--- TEXTO DEL DOCUMENTO ---
Al contrario que con la señora Haidar ha habido poco esfuerzo diplomático para
resolver la situación, siendo los afectados de varios países, ni ha habido
ninguna presencia de actores y artistas dispuestos a reivindicar los derechos
de estas personas o atacar a los responsables.
Algún
tumulto aquí, o allende el océano. Algún reportaje en la televisión, que son
historias estas muy navideñas, al estilo de aquel Chencho de la película “La
gran familia”, perdido en Madrid, y luego el silencio.
---
> **TAREA REQUERIDA A**
Reproduce sin cambios el fragmento del texto que va desde "Al contrario que" hasta "a los responsables.".
El texto y las filas no guardan ninguna relación entre sí.
--- DATOS DE ENTRADA ---
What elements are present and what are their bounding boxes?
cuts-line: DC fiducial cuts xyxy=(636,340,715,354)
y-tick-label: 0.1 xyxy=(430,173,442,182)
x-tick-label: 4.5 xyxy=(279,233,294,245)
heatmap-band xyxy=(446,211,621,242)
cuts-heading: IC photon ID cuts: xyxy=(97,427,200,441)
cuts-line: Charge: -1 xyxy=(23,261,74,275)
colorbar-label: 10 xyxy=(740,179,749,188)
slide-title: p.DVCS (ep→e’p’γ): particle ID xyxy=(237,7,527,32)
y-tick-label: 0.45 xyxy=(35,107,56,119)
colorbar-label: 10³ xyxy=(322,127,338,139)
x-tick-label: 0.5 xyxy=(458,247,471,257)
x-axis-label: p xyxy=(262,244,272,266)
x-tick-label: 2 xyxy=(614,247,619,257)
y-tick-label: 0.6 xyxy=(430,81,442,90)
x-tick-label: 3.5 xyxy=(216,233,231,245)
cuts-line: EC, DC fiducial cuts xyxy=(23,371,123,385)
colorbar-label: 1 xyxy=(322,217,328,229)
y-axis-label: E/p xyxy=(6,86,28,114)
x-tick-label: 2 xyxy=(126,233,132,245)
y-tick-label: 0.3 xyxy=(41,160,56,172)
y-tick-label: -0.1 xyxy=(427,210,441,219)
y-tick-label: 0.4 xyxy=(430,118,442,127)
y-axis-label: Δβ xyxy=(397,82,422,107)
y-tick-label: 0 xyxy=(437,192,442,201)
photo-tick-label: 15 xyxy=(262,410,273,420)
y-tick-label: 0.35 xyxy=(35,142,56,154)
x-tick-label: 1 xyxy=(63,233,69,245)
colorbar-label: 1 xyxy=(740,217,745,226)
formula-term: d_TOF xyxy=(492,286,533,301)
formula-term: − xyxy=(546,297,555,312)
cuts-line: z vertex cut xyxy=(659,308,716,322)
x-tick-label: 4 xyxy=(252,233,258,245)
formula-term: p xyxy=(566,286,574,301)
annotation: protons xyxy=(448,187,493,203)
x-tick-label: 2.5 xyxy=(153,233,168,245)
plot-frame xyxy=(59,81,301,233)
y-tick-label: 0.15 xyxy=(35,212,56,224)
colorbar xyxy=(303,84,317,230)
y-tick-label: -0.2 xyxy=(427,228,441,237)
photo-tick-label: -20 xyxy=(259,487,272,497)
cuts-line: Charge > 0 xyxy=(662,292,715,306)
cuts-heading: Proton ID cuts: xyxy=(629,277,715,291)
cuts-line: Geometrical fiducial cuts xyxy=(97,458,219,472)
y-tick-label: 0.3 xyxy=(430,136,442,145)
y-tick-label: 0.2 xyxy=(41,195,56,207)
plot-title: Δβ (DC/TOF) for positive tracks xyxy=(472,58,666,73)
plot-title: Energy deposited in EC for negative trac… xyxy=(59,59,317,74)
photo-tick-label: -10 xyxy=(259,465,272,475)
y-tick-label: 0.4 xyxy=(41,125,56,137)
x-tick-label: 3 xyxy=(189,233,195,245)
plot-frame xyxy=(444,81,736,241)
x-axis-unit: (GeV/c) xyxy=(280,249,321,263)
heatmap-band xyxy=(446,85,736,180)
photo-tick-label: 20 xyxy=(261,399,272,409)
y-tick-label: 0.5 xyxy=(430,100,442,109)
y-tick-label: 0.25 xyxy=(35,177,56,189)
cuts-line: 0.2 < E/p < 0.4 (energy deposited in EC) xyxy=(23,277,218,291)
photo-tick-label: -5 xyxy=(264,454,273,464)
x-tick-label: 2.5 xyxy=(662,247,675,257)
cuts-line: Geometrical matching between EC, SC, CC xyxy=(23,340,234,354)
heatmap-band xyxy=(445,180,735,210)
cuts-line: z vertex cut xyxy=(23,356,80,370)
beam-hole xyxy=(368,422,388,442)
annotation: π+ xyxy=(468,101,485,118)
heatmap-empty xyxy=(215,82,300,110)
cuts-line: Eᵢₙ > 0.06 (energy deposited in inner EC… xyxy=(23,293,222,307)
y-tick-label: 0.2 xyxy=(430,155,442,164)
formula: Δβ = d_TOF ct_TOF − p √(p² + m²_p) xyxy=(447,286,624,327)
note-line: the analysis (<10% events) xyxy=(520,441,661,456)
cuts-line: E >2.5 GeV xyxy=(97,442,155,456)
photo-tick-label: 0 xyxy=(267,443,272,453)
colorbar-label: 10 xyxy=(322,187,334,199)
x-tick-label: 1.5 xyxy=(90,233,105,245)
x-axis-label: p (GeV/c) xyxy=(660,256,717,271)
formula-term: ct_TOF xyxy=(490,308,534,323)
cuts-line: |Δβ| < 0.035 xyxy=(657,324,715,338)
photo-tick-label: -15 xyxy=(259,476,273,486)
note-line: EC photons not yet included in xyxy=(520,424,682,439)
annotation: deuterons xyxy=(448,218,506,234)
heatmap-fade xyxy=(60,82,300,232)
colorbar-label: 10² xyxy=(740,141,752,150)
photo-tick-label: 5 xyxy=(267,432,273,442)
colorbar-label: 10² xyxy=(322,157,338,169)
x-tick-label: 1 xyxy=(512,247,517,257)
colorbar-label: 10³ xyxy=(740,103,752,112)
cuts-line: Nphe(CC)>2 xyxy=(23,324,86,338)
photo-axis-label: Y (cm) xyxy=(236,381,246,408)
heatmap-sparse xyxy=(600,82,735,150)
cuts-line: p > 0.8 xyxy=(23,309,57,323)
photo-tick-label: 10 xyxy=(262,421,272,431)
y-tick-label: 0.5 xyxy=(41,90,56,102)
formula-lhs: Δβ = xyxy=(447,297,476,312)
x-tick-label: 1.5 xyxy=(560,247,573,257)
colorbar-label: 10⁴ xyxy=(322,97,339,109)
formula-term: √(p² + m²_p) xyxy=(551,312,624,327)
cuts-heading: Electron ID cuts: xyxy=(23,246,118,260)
---
> **TAREA REQUERIDA B**
Expresa como tabla Markdown con las columnas Núm y Contenido el tramo de las filas que va desde su comienzo hasta la línea que contiene "colorbar-label: 1 xyxy=(740,217,745,226)", ambas incluidas. Omite las líneas en blanco.

> **RESPUESTA ESCRITA A**
Al contrario que con la señora Haidar ha habido poco esfuerzo diplomático para
resolver la situación, siendo los afectados de varios países, ni ha habido
ninguna presencia de actores y artistas dispuestos a reivindicar los derechos
de estas personas o atacar a los responsables.

> **RESPUESTA ESCRITA B**
| Núm | Contenido |
|---|---|
| 1 | What elements are present and what are their bounding boxes? |
| 2 | cuts-line: DC fiducial cuts xyxy=(636,340,715,354) |
| 3 | y-tick-label: 0.1 xyxy=(430,173,442,182) |
| 4 | x-tick-label: 4.5 xyxy=(279,233,294,245) |
| 5 | heatmap-band xyxy=(446,211,621,242) |
| 6 | cuts-heading: IC photon ID cuts: xyxy=(97,427,200,441) |
| 7 | cuts-line: Charge: -1 xyxy=(23,261,74,275) |
| 8 | colorbar-label: 10 xyxy=(740,179,749,188) |
| 9 | slide-title: p.DVCS (ep→e’p’γ): particle ID xyxy=(237,7,527,32) |
| 10 | y-tick-label: 0.45 xyxy=(35,107,56,119) |
| 11 | colorbar-label: 10³ xyxy=(322,127,338,139) |
| 12 | x-tick-label: 0.5 xyxy=(458,247,471,257) |
| 13 | x-axis-label: p xyxy=(262,244,272,266) |
| 14 | x-tick-label: 2 xyxy=(614,247,619,257) |
| 15 | y-tick-label: 0.6 xyxy=(430,81,442,90) |
| 16 | x-tick-label: 3.5 xyxy=(216,233,231,245) |
| 17 | cuts-line: EC, DC fiducial cuts xyxy=(23,371,123,385) |
| 18 | colorbar-label: 1 xyxy=(322,217,328,229) |
| 19 | y-axis-label: E/p xyxy=(6,86,28,114) |
| 20 | x-tick-label: 2 xyxy=(126,233,132,245) |
| 21 | y-tick-label: 0.3 xyxy=(41,160,56,172) |
| 22 | y-tick-label: -0.1 xyxy=(427,210,441,219) |
| 23 | y-tick-label: 0.4 xyxy=(430,118,442,127) |
| 24 | y-axis-label: Δβ xyxy=(397,82,422,107) |
| 25 | y-tick-label: 0 xyxy=(437,192,442,201) |
| 26 | photo-tick-label: 15 xyxy=(262,410,273,420) |
| 27 | y-tick-label: 0.35 xyxy=(35,142,56,154) |
| 28 | x-tick-label: 1 xyxy=(63,233,69,245) |
| 29 | colorbar-label: 1 xyxy=(740,217,745,226) |